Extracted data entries
* begin *

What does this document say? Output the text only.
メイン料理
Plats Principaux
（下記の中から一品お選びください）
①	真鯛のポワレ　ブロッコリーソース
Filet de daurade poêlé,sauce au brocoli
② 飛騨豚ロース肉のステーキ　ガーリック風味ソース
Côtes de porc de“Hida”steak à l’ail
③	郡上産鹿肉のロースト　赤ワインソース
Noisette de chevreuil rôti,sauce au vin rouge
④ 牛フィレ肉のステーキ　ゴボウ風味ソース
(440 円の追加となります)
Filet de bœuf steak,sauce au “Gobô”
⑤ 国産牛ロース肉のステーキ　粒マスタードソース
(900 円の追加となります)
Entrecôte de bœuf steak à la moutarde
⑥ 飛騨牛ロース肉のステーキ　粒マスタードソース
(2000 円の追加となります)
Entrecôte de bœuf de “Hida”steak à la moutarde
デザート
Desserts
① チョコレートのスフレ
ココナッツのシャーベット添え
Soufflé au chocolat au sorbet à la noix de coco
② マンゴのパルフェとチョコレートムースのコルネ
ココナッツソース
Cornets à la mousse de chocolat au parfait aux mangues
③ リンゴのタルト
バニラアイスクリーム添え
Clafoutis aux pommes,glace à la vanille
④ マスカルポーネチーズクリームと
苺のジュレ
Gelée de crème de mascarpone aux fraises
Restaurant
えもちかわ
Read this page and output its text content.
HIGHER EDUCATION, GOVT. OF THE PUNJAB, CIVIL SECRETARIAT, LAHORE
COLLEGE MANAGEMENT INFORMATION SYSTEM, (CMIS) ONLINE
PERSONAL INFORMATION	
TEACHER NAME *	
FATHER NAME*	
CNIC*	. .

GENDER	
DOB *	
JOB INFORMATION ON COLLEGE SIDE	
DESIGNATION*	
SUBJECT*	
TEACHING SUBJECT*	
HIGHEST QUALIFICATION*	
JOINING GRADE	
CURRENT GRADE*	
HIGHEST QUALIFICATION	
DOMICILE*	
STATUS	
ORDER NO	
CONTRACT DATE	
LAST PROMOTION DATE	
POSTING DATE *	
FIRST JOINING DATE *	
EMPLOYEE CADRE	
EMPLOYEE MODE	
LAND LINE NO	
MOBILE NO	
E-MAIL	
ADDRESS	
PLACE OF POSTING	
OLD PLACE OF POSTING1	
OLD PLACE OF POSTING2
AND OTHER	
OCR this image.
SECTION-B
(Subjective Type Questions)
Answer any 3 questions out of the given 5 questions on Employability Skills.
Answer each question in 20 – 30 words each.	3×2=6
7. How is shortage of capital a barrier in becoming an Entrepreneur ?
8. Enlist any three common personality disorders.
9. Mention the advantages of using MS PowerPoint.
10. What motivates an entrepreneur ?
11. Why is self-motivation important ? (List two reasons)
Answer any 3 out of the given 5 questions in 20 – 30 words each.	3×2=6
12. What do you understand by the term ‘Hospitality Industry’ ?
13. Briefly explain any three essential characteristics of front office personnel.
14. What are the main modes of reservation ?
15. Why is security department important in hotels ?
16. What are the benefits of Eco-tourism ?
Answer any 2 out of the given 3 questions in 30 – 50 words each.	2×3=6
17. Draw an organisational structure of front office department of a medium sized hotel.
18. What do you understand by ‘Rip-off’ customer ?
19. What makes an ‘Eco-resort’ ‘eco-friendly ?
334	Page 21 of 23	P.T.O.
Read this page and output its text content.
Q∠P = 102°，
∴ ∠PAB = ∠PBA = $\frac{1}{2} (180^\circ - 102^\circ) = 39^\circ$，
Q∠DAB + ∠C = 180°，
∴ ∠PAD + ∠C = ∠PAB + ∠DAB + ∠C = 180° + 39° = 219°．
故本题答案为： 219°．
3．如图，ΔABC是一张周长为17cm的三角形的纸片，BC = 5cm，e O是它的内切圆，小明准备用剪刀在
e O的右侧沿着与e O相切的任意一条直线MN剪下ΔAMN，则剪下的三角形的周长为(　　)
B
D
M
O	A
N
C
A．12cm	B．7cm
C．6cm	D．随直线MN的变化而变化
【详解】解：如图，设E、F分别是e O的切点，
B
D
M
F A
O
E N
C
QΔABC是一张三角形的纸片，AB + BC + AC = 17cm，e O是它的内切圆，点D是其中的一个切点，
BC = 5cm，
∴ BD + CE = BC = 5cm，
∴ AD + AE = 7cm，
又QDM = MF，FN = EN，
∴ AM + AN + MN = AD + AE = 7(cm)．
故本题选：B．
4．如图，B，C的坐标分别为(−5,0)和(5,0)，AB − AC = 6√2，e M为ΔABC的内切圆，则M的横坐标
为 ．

* end *

§ **Problem to work on**:
Repeat all of the entries exactly.

§ **Exercise output**:
What does this document say? Output the text only.
メイン料理
Plats Principaux
（下記の中から一品お選びください）
①	真鯛のポワレ　ブロッコリーソース
Filet de daurade poêlé,sauce au brocoli
② 飛騨豚ロース肉のステーキ　ガーリック風味ソース
Côtes de porc de“Hida”steak à l’ail
③	郡上産鹿肉のロースト　赤ワインソース
Noisette de chevreuil rôti,sauce au vin rouge
④ 牛フィレ肉のステーキ　ゴボウ風味ソース
(440 円の追加となります)
Filet de bœuf steak,sauce au “Gobô”
⑤ 国産牛ロース肉のステーキ　粒マスタードソース
(900 円の追加となります)
Entrecôte de bœuf steak à la moutarde
⑥ 飛騨牛ロース肉のステーキ　粒マスタードソース
(2000 円の追加となります)
Entrecôte de bœuf de “Hida”steak à la moutarde
デザート
Desserts
① チョコレートのスフレ
ココナッツのシャーベット添え
Soufflé au chocolat au sorbet à la noix de coco
② マンゴのパルフェとチョコレートムースのコルネ
ココナッツソース
Cornets à la mousse de chocolat au parfait aux mangues
③ リンゴのタルト
バニラアイスクリーム添え
Clafoutis aux pommes,glace à la vanille
④ マスカルポーネチーズクリームと
苺のジュレ
Gelée de crème de mascarpone aux fraises
Restaurant
えもちかわ
Read this page and output its text content.
HIGHER EDUCATION, GOVT. OF THE PUNJAB, CIVIL SECRETARIAT, LAHORE
COLLEGE MANAGEMENT INFORMATION SYSTEM, (CMIS) ONLINE
PERSONAL INFORMATION	
TEACHER NAME *	
FATHER NAME*	
CNIC*	. .

GENDER	
DOB *	
JOB INFORMATION ON COLLEGE SIDE	
DESIGNATION*	
SUBJECT*	
TEACHING SUBJECT*	
HIGHEST QUALIFICATION*	
JOINING GRADE	
CURRENT GRADE*	
HIGHEST QUALIFICATION	
DOMICILE*	
STATUS	
ORDER NO	
CONTRACT DATE	
LAST PROMOTION DATE	
POSTING DATE *	
FIRST JOINING DATE *	
EMPLOYEE CADRE	
EMPLOYEE MODE	
LAND LINE NO	
MOBILE NO	
E-MAIL	
ADDRESS	
PLACE OF POSTING	
OLD PLACE OF POSTING1	
OLD PLACE OF POSTING2
AND OTHER	
OCR this image.
SECTION-B
(Subjective Type Questions)
Answer any 3 questions out of the given 5 questions on Employability Skills.
Answer each question in 20 – 30 words each.	3×2=6
7. How is shortage of capital a barrier in becoming an Entrepreneur ?
8. Enlist any three common personality disorders.
9. Mention the advantages of using MS PowerPoint.
10. What motivates an entrepreneur ?
11. Why is self-motivation important ? (List two reasons)
Answer any 3 out of the given 5 questions in 20 – 30 words each.	3×2=6
12. What do you understand by the term ‘Hospitality Industry’ ?
13. Briefly explain any three essential characteristics of front office personnel.
14. What are the main modes of reservation ?
15. Why is security department important in hotels ?
16. What are the benefits of Eco-tourism ?
Answer any 2 out of the given 3 questions in 30 – 50 words each.	2×3=6
17. Draw an organisational structure of front office department of a medium sized hotel.
18. What do you understand by ‘Rip-off’ customer ?
19. What makes an ‘Eco-resort’ ‘eco-friendly ?
334	Page 21 of 23	P.T.O.
Read this page and output its text content.
Q∠P = 102°，
∴ ∠PAB = ∠PBA = $\frac{1}{2} (180^\circ - 102^\circ) = 39^\circ$，
Q∠DAB + ∠C = 180°，
∴ ∠PAD + ∠C = ∠PAB + ∠DAB + ∠C = 180° + 39° = 219°．
故本题答案为： 219°．
3．如图，ΔABC是一张周长为17cm的三角形的纸片，BC = 5cm，e O是它的内切圆，小明准备用剪刀在
e O的右侧沿着与e O相切的任意一条直线MN剪下ΔAMN，则剪下的三角形的周长为(　　)
B
D
M
O	A
N
C
A．12cm	B．7cm
C．6cm	D．随直线MN的变化而变化
【详解】解：如图，设E、F分别是e O的切点，
B
D
M
F A
O
E N
C
QΔABC是一张三角形的纸片，AB + BC + AC = 17cm，e O是它的内切圆，点D是其中的一个切点，
BC = 5cm，
∴ BD + CE = BC = 5cm，
∴ AD + AE = 7cm，
又QDM = MF，FN = EN，
∴ AM + AN + MN = AD + AE = 7(cm)．
故本题选：B．
4．如图，B，C的坐标分别为(−5,0)和(5,0)，AB − AC = 6√2，e M为ΔABC的内切圆，则M的横坐标
为 ．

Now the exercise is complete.